• Description of the task
Pick out each line with the word "image" from the material that follows.

• Raw data

----------

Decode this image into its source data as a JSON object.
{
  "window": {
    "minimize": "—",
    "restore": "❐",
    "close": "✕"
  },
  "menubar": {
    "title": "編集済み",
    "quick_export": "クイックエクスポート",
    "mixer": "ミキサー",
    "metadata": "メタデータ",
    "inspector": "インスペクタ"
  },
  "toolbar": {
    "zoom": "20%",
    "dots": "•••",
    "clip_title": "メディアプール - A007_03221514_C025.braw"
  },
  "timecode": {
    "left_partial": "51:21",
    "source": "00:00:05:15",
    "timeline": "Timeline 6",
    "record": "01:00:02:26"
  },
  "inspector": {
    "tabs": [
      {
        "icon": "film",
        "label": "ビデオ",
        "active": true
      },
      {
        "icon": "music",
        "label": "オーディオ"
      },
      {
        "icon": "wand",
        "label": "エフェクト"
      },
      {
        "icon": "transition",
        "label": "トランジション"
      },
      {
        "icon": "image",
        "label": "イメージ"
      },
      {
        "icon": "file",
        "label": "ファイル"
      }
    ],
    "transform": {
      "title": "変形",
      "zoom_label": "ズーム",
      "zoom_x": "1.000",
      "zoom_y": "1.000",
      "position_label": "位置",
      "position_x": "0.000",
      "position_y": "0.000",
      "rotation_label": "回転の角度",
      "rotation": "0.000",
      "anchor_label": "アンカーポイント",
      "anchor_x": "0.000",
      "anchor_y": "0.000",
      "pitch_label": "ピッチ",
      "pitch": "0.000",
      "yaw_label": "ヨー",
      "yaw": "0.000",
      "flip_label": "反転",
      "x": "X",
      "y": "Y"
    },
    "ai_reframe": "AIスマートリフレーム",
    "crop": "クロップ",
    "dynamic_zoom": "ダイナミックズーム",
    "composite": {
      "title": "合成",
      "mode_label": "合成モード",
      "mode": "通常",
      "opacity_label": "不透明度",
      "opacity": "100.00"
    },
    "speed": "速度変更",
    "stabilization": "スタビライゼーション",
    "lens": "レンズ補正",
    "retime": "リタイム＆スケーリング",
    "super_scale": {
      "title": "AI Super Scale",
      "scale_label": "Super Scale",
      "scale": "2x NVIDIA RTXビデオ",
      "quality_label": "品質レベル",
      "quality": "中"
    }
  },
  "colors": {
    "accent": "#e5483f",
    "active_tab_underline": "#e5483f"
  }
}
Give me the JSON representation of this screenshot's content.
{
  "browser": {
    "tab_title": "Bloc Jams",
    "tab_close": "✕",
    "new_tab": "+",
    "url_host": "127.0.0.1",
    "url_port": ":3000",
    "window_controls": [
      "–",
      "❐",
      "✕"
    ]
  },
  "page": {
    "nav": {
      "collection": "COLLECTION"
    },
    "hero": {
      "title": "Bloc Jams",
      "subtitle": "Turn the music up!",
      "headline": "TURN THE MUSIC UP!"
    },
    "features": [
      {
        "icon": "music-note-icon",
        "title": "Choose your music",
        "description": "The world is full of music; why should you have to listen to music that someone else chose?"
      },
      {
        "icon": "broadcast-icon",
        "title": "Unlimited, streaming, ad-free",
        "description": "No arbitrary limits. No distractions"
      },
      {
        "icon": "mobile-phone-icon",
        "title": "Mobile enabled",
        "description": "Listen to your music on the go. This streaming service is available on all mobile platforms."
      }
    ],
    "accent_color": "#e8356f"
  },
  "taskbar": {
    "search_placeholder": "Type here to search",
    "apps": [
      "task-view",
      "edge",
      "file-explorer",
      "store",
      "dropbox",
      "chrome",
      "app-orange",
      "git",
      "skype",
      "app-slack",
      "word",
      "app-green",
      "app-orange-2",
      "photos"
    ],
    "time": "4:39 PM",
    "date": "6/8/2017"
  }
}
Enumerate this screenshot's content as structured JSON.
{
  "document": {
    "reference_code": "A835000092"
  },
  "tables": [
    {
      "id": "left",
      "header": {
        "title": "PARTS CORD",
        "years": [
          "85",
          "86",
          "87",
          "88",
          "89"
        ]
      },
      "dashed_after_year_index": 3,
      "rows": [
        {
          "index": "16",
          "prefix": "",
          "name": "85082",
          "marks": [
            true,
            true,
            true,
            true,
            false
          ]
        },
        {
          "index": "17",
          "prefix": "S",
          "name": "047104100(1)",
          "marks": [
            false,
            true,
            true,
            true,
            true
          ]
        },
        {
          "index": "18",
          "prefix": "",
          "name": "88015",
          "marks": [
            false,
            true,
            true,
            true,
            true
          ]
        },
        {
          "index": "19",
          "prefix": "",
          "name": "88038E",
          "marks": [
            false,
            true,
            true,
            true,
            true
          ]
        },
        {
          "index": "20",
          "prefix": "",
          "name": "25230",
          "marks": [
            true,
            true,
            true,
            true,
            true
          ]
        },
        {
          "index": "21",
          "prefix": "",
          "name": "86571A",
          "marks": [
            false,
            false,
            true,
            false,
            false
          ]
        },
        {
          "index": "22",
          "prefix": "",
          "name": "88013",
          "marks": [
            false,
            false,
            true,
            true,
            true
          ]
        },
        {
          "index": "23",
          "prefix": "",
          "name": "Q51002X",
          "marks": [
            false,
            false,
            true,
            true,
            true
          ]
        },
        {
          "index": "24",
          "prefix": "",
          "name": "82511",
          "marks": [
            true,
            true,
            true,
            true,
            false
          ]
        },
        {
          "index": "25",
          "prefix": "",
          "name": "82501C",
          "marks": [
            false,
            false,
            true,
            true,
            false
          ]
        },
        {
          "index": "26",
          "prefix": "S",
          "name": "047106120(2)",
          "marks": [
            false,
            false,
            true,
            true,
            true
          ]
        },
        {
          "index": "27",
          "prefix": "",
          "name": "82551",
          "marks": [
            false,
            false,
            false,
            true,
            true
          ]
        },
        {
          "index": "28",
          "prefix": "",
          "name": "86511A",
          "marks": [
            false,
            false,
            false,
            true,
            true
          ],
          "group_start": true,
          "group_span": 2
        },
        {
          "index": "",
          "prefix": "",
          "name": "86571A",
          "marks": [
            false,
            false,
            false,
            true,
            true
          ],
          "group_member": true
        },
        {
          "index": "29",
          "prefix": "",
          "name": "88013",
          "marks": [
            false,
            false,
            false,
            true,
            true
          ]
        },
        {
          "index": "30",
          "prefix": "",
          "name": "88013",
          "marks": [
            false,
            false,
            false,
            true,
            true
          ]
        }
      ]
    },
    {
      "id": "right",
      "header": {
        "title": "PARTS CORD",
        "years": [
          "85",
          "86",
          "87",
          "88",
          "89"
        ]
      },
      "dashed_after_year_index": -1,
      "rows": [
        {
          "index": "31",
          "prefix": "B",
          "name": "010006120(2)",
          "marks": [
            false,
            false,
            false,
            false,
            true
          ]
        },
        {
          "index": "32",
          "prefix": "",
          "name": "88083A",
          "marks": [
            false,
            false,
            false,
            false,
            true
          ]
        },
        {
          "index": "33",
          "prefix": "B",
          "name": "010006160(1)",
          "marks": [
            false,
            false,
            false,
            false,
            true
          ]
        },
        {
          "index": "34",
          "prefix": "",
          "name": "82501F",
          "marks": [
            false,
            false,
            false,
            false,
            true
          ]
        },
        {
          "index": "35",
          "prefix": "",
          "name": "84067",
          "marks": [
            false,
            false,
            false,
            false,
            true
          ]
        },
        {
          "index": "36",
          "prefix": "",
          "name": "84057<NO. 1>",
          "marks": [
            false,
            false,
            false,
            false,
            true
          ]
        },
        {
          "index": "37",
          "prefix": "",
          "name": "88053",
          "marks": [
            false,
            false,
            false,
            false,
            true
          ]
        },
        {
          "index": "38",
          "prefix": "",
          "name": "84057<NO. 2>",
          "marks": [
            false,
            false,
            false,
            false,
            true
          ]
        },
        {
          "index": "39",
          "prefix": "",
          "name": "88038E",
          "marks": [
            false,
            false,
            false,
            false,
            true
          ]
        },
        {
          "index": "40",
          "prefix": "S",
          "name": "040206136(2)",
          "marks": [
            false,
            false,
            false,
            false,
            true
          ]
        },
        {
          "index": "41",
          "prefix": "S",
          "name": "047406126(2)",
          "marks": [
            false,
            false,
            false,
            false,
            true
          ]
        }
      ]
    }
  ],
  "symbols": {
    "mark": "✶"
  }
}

----------

• Result below
Decode this image into its source data as a JSON object.
        "icon": "image",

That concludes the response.